── Records for processing
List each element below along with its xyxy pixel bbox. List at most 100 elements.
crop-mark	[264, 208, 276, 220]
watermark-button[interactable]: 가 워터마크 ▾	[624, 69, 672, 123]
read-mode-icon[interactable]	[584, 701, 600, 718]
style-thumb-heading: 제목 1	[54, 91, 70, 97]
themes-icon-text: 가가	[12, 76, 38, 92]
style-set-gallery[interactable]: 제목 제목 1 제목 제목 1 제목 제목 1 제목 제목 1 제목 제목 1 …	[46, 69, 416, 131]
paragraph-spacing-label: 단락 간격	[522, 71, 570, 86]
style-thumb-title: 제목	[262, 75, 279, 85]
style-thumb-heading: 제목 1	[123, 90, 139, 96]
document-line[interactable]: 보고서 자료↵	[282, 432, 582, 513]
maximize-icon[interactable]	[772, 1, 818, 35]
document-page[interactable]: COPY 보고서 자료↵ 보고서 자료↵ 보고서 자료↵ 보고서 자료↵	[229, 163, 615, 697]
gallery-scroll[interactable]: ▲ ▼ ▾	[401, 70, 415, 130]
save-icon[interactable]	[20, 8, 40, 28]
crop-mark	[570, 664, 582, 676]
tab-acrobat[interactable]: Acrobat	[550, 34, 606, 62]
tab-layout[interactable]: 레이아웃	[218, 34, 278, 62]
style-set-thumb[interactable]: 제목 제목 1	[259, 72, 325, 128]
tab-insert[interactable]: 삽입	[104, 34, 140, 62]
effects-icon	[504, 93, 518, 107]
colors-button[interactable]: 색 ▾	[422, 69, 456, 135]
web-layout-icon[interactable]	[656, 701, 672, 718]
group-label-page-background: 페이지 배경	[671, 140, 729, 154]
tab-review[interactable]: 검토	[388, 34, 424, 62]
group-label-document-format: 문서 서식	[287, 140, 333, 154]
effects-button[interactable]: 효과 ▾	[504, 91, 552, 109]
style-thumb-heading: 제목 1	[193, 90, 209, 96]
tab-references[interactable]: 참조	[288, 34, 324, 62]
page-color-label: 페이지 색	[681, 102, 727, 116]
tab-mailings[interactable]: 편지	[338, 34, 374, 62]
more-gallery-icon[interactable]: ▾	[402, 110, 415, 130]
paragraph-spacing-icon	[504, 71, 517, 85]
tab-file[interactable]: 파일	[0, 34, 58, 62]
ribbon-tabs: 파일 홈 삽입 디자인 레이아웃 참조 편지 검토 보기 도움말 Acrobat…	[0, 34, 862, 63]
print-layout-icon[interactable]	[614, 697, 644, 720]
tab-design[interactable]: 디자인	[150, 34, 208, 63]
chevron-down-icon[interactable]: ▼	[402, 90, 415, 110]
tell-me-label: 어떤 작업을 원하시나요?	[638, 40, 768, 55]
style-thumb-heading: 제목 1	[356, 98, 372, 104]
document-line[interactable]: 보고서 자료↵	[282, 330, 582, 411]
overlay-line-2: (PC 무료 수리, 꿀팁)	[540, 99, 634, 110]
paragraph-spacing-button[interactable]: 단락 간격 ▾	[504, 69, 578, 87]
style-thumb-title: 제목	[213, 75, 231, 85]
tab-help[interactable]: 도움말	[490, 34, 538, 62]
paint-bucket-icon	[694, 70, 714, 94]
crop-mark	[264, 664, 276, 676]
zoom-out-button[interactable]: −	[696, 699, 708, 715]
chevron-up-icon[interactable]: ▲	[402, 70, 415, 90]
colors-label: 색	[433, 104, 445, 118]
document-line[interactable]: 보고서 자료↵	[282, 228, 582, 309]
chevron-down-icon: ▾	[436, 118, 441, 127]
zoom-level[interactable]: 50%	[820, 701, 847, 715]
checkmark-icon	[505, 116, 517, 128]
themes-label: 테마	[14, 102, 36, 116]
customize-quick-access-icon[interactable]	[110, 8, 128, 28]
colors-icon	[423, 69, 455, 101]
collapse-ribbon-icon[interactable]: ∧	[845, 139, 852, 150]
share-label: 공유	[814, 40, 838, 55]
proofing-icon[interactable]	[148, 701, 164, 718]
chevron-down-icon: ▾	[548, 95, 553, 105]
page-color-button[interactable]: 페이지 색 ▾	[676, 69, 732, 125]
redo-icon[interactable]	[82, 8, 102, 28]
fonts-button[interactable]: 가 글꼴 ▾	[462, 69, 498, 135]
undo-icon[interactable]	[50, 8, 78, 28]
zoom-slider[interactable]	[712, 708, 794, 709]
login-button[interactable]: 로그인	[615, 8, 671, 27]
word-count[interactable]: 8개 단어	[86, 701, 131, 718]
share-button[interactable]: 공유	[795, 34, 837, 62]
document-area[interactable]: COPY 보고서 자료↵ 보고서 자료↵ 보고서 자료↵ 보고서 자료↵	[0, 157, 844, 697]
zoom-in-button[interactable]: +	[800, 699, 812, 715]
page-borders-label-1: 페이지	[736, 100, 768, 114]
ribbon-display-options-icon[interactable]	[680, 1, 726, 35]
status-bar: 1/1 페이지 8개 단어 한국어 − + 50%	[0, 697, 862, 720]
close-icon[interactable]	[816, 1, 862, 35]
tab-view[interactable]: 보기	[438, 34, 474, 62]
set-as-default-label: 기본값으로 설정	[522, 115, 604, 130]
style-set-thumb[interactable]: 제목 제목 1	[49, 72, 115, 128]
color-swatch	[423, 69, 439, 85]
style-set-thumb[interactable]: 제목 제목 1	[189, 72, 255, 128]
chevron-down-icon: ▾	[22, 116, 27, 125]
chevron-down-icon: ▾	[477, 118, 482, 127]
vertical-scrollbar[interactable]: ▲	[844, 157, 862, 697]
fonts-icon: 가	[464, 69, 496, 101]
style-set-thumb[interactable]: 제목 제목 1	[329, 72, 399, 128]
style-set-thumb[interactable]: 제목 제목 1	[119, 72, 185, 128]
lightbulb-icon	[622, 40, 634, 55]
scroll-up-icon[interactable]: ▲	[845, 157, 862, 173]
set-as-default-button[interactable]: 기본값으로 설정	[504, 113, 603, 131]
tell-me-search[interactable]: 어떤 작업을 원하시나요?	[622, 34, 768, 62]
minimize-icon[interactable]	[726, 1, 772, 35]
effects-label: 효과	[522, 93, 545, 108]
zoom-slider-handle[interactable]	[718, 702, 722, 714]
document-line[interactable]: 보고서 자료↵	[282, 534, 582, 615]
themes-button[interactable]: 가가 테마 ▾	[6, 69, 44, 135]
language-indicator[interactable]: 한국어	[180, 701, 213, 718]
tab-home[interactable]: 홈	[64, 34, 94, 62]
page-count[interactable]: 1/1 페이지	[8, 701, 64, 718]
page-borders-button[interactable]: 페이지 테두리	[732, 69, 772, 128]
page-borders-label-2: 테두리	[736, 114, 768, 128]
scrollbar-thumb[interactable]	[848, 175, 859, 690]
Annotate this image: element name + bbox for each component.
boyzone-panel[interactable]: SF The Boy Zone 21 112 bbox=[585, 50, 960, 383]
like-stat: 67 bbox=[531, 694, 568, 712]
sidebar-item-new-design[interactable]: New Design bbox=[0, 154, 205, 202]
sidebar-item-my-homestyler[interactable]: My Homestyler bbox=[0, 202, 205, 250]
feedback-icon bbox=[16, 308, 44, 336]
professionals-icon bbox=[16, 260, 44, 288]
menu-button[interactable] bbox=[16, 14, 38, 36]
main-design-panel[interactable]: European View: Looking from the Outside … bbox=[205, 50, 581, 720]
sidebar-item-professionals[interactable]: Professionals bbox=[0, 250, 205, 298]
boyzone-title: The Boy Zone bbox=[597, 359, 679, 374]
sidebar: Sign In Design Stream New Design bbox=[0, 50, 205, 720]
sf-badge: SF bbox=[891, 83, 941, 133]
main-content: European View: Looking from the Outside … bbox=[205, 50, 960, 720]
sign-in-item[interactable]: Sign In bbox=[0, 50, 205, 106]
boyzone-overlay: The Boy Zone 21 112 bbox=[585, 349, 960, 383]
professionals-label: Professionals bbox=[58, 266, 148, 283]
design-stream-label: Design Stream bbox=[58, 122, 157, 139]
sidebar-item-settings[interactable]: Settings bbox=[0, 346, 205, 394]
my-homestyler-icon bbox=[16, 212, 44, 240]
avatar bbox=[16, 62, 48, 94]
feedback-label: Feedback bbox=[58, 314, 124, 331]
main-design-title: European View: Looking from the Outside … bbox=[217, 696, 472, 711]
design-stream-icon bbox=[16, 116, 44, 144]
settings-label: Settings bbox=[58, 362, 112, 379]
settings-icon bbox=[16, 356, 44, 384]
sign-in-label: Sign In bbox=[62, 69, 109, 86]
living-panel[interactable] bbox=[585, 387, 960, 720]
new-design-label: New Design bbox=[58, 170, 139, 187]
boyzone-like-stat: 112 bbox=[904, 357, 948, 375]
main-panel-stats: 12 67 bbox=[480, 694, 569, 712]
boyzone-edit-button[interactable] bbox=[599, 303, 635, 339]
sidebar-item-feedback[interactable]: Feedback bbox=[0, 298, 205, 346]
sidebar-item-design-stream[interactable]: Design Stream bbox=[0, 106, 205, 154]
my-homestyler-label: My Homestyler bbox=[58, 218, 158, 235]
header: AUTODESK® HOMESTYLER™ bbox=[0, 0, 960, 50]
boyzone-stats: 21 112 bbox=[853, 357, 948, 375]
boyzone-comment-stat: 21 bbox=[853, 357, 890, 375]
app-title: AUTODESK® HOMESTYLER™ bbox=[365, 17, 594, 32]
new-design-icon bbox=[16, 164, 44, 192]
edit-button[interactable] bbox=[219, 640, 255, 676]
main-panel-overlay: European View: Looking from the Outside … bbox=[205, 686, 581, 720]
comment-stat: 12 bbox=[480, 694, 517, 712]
────
Task objective | Retype the lines from the start of the records through the line containing "432, 582, 513]", with both end lines included, and nothing else.

Task result |
List each element below along with its xyxy pixel bbox. List at most 100 elements.
crop-mark	[264, 208, 276, 220]
watermark-button[interactable]: 가 워터마크 ▾	[624, 69, 672, 123]
read-mode-icon[interactable]	[584, 701, 600, 718]
style-thumb-heading: 제목 1	[54, 91, 70, 97]
themes-icon-text: 가가	[12, 76, 38, 92]
style-set-gallery[interactable]: 제목 제목 1 제목 제목 1 제목 제목 1 제목 제목 1 제목 제목 1 …	[46, 69, 416, 131]
paragraph-spacing-label: 단락 간격	[522, 71, 570, 86]
style-thumb-title: 제목	[262, 75, 279, 85]
style-thumb-heading: 제목 1	[123, 90, 139, 96]
document-line[interactable]: 보고서 자료↵	[282, 432, 582, 513]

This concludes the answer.